- What is needed: Show every line in the records below that contains the word "chevron".

- Record excerpts:
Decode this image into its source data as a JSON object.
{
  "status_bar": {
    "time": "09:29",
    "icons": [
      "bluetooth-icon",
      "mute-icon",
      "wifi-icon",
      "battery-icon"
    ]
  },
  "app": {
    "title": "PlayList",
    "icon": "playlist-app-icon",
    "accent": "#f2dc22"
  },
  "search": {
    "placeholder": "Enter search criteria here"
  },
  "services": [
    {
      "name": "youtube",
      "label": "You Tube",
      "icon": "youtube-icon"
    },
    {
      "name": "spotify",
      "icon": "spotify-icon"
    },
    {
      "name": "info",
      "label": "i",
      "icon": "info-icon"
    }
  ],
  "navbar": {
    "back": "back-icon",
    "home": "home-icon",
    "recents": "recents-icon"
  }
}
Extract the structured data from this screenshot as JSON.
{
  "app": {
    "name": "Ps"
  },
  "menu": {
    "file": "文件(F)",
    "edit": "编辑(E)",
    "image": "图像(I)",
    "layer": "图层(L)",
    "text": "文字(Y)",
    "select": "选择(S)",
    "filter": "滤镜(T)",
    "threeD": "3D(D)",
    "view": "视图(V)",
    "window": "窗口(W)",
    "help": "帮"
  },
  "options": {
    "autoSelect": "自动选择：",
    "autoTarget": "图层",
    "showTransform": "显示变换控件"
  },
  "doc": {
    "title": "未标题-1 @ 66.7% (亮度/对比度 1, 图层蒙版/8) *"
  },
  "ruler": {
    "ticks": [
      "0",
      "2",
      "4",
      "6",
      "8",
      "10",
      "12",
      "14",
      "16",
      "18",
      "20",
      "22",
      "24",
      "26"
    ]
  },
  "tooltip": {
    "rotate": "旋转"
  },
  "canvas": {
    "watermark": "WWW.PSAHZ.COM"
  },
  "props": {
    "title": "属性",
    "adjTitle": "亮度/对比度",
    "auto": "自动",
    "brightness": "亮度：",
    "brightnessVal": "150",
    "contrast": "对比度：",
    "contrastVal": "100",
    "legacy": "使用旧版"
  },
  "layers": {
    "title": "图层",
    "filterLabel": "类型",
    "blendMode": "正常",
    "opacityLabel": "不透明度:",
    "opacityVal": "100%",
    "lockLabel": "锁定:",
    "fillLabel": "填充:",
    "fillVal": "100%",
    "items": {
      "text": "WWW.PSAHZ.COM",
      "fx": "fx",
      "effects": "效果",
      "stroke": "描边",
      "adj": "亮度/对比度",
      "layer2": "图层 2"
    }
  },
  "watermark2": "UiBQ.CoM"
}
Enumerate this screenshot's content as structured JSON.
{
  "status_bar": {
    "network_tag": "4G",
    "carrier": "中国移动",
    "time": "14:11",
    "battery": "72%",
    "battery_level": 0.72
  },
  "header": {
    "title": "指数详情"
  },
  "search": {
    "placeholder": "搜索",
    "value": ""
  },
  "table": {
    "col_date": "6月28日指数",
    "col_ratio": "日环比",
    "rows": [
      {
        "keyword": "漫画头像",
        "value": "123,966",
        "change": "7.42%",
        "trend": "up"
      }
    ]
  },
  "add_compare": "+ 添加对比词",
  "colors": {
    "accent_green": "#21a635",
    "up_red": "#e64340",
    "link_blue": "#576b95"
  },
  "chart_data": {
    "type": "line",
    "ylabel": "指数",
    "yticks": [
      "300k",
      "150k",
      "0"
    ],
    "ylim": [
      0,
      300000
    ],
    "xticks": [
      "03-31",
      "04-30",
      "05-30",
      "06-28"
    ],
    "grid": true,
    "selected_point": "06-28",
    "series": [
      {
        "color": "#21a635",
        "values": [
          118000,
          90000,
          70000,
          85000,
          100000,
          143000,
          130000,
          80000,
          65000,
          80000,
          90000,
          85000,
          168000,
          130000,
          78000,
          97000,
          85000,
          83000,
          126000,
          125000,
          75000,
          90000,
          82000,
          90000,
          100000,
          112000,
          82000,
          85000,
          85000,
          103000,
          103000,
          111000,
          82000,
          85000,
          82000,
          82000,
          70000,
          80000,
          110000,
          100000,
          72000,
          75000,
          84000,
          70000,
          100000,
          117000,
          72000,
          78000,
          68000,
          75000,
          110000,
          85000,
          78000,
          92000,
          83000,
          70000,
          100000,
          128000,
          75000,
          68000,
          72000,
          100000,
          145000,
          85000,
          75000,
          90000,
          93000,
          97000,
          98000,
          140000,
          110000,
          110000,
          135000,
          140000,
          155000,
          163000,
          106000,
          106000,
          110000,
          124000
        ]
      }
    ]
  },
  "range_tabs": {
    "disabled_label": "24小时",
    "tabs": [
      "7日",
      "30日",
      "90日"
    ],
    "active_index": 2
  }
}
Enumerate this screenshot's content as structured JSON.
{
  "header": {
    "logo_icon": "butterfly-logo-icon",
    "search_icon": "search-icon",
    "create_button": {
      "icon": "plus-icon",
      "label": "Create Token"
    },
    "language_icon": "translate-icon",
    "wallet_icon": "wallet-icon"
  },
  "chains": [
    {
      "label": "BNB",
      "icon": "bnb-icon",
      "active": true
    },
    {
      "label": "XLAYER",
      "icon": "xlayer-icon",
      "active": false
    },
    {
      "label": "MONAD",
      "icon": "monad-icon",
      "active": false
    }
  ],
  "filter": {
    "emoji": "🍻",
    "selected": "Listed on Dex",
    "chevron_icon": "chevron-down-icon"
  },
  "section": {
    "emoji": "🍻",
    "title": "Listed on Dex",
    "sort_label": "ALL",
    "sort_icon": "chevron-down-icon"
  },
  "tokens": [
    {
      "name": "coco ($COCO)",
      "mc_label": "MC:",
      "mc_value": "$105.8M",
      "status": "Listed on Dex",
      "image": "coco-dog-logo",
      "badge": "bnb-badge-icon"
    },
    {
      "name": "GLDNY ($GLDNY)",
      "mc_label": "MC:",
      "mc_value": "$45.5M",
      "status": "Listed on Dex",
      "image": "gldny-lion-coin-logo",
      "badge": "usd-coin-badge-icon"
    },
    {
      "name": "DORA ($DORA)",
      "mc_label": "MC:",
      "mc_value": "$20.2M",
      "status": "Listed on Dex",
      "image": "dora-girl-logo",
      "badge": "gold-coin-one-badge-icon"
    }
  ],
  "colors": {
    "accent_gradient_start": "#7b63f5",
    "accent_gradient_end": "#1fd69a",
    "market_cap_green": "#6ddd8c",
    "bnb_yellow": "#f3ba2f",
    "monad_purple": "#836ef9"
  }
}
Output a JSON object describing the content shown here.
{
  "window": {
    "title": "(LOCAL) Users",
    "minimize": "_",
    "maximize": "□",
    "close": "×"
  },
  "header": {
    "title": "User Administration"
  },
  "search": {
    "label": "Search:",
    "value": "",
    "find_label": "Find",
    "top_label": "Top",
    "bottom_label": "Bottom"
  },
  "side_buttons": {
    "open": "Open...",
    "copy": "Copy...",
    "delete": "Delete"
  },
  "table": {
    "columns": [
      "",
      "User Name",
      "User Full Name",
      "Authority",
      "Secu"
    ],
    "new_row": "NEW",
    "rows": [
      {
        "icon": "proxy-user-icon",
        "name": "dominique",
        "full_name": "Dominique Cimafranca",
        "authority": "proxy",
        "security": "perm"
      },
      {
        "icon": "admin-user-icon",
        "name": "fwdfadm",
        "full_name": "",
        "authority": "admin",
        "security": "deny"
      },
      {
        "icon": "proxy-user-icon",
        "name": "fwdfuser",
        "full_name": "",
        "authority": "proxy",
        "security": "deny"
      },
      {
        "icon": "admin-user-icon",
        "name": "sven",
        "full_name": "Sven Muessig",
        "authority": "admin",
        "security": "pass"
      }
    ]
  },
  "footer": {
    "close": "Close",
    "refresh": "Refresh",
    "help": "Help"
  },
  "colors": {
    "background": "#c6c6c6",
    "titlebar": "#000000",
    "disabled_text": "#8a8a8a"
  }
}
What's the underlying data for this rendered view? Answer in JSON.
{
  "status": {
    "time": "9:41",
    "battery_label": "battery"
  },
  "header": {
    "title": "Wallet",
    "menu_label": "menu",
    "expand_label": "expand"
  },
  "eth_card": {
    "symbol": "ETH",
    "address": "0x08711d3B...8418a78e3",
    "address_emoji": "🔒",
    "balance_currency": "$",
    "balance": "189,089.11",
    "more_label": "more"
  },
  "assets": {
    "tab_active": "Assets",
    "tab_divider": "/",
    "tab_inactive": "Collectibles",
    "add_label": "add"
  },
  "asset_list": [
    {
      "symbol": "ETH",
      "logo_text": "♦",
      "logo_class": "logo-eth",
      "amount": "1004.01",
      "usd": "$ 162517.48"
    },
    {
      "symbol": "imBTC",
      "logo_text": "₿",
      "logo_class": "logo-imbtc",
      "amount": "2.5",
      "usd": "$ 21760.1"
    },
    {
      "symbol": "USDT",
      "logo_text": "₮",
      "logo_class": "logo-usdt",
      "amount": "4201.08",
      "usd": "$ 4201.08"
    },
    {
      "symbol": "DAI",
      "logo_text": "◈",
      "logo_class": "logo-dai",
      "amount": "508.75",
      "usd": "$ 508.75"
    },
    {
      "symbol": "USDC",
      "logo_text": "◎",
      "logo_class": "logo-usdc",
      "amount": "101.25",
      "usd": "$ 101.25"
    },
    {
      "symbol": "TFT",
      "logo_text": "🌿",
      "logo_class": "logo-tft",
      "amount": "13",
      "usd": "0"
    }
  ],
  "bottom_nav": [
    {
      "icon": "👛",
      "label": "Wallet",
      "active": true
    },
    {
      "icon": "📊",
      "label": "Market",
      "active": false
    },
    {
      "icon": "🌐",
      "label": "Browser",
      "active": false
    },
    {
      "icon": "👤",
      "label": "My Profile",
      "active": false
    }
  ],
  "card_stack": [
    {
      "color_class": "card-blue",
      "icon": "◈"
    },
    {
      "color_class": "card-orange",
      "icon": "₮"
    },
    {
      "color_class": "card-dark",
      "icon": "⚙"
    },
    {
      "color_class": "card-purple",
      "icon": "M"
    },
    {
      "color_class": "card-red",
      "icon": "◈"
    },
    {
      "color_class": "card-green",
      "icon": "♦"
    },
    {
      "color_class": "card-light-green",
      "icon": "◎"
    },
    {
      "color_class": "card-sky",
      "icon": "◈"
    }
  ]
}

- Output for this exercise:
    "chevron_icon": "chevron-down-icon"
    "sort_icon": "chevron-down-icon"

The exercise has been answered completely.